Problem to solve:
Will you output all of the data below exactly, omitting the images?

-- BEGIN Data records --

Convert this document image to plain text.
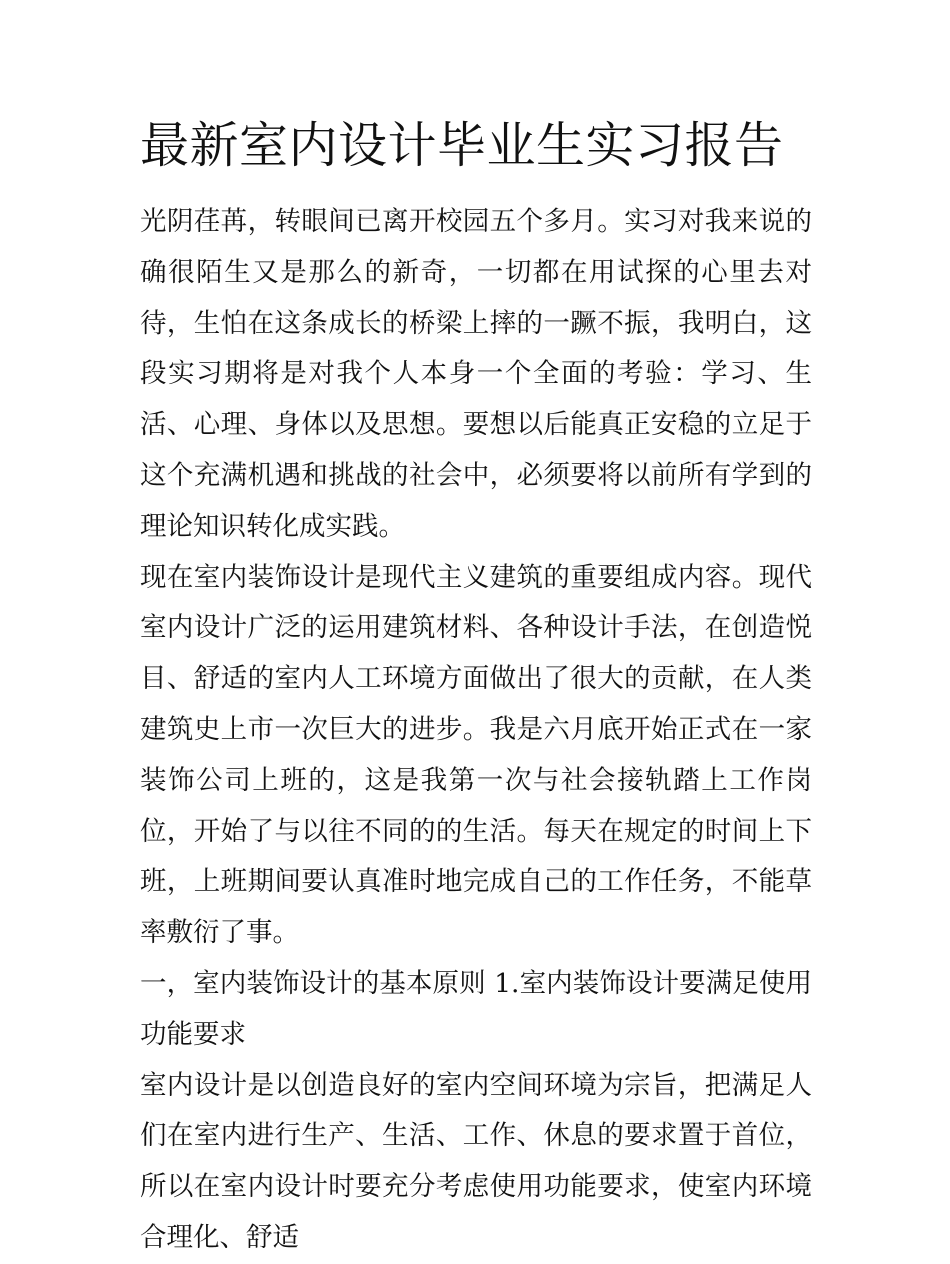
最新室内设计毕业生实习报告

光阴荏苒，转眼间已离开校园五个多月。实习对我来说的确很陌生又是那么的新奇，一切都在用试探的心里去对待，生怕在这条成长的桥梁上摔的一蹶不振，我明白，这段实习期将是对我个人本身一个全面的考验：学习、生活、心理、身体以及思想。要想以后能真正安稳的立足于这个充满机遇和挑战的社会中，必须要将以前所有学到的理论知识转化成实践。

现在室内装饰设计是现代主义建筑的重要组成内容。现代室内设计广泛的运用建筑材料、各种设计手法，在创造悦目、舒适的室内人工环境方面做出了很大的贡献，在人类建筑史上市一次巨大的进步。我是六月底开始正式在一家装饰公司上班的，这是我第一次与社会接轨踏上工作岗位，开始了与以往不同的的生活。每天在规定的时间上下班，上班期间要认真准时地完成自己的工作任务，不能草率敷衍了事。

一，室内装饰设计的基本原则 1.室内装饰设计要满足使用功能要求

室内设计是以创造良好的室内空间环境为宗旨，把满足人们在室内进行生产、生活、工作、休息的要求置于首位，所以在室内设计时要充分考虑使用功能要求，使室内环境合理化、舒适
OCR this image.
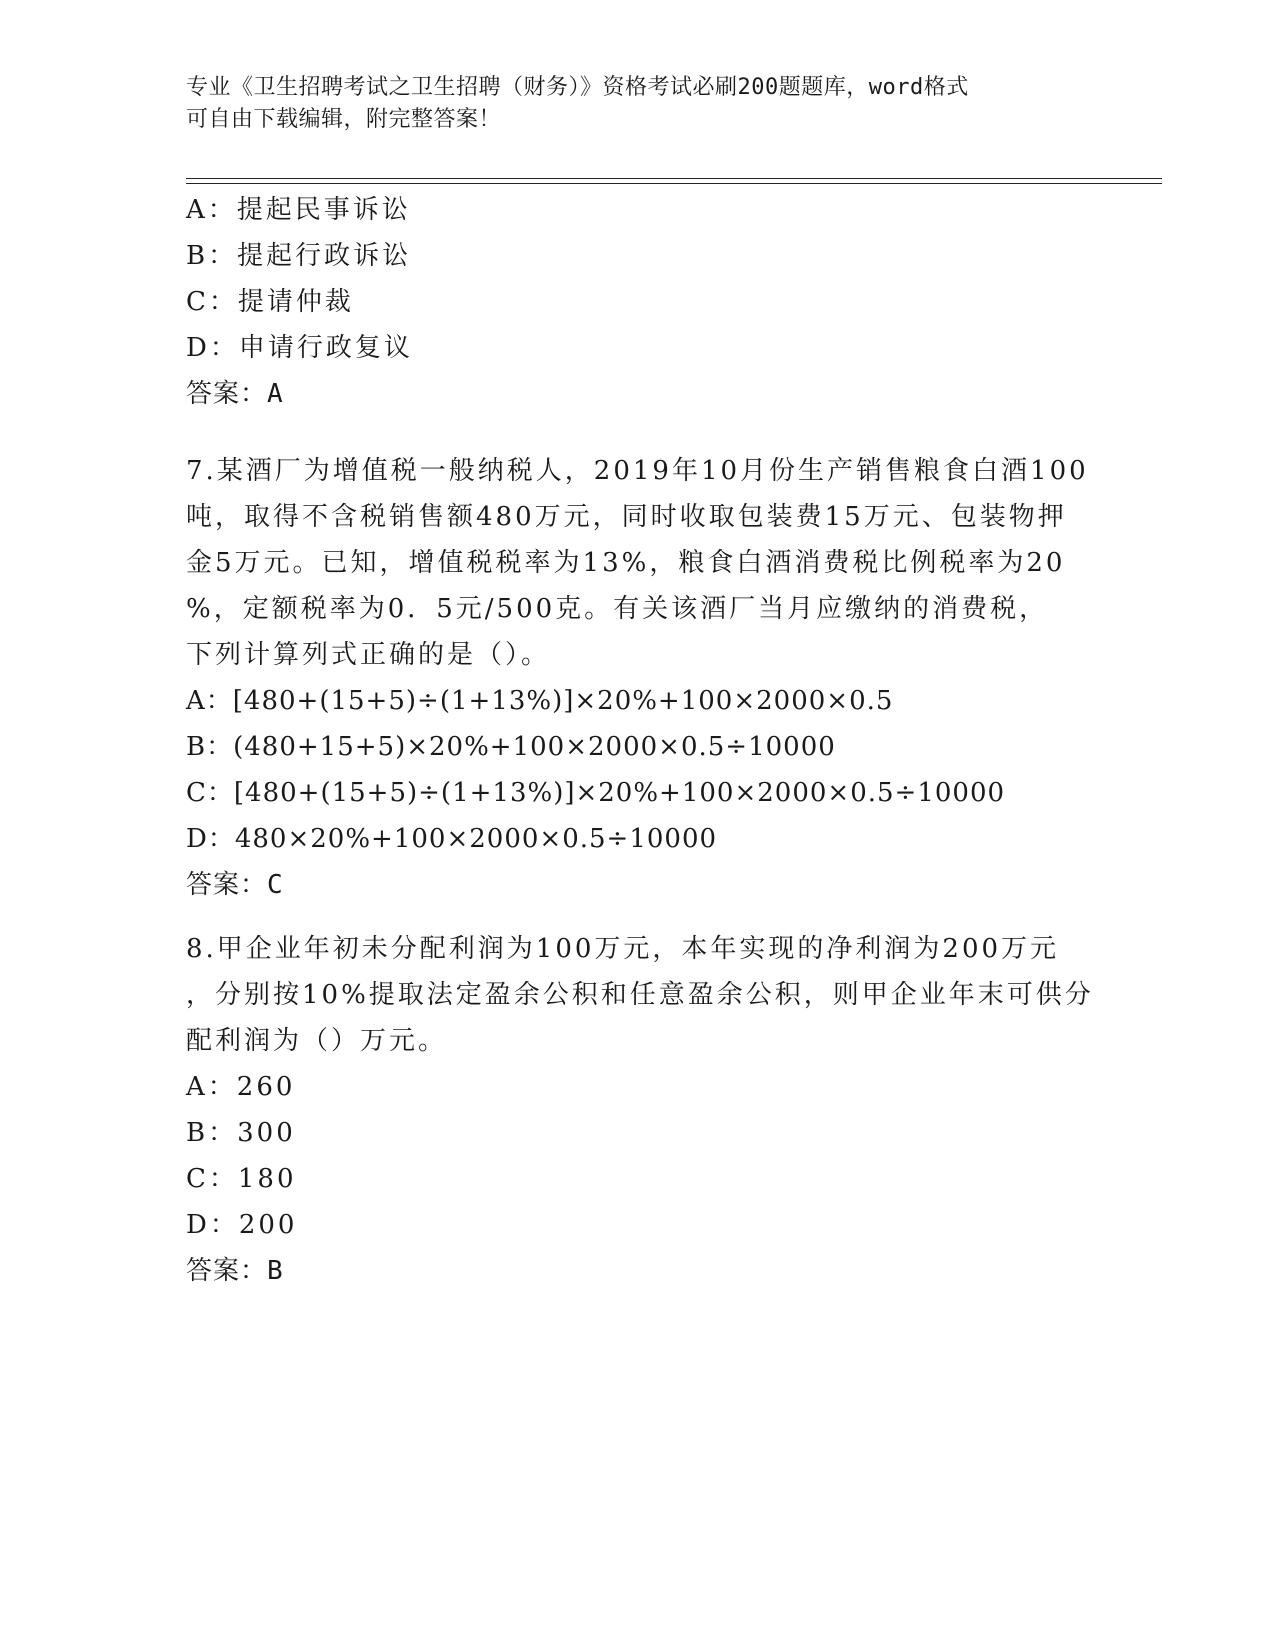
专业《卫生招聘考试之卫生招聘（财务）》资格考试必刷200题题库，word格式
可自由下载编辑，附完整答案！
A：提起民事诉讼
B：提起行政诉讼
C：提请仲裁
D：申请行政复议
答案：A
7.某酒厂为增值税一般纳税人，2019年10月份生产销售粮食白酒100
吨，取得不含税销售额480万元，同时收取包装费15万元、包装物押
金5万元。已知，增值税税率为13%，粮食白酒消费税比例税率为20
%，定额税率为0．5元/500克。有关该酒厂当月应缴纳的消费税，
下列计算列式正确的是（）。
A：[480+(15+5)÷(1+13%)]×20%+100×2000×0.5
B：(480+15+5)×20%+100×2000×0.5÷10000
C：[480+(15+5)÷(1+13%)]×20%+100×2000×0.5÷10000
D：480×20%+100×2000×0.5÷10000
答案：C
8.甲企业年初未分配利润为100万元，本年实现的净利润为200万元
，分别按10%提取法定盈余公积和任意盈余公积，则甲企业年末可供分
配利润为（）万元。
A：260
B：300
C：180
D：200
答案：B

-- END Data records --

Solved exercise:
Convert this document image to plain text.
最新室内设计毕业生实习报告

光阴荏苒，转眼间已离开校园五个多月。实习对我来说的确很陌生又是那么的新奇，一切都在用试探的心里去对待，生怕在这条成长的桥梁上摔的一蹶不振，我明白，这段实习期将是对我个人本身一个全面的考验：学习、生活、心理、身体以及思想。要想以后能真正安稳的立足于这个充满机遇和挑战的社会中，必须要将以前所有学到的理论知识转化成实践。

现在室内装饰设计是现代主义建筑的重要组成内容。现代室内设计广泛的运用建筑材料、各种设计手法，在创造悦目、舒适的室内人工环境方面做出了很大的贡献，在人类建筑史上市一次巨大的进步。我是六月底开始正式在一家装饰公司上班的，这是我第一次与社会接轨踏上工作岗位，开始了与以往不同的的生活。每天在规定的时间上下班，上班期间要认真准时地完成自己的工作任务，不能草率敷衍了事。

一，室内装饰设计的基本原则 1.室内装饰设计要满足使用功能要求

室内设计是以创造良好的室内空间环境为宗旨，把满足人们在室内进行生产、生活、工作、休息的要求置于首位，所以在室内设计时要充分考虑使用功能要求，使室内环境合理化、舒适
OCR this image.
专业《卫生招聘考试之卫生招聘（财务）》资格考试必刷200题题库，word格式
可自由下载编辑，附完整答案！
A：提起民事诉讼
B：提起行政诉讼
C：提请仲裁
D：申请行政复议
答案：A
7.某酒厂为增值税一般纳税人，2019年10月份生产销售粮食白酒100
吨，取得不含税销售额480万元，同时收取包装费15万元、包装物押
金5万元。已知，增值税税率为13%，粮食白酒消费税比例税率为20
%，定额税率为0．5元/500克。有关该酒厂当月应缴纳的消费税，
下列计算列式正确的是（）。
A：[480+(15+5)÷(1+13%)]×20%+100×2000×0.5
B：(480+15+5)×20%+100×2000×0.5÷10000
C：[480+(15+5)÷(1+13%)]×20%+100×2000×0.5÷10000
D：480×20%+100×2000×0.5÷10000
答案：C
8.甲企业年初未分配利润为100万元，本年实现的净利润为200万元
，分别按10%提取法定盈余公积和任意盈余公积，则甲企业年末可供分
配利润为（）万元。
A：260
B：300
C：180
D：200
答案：B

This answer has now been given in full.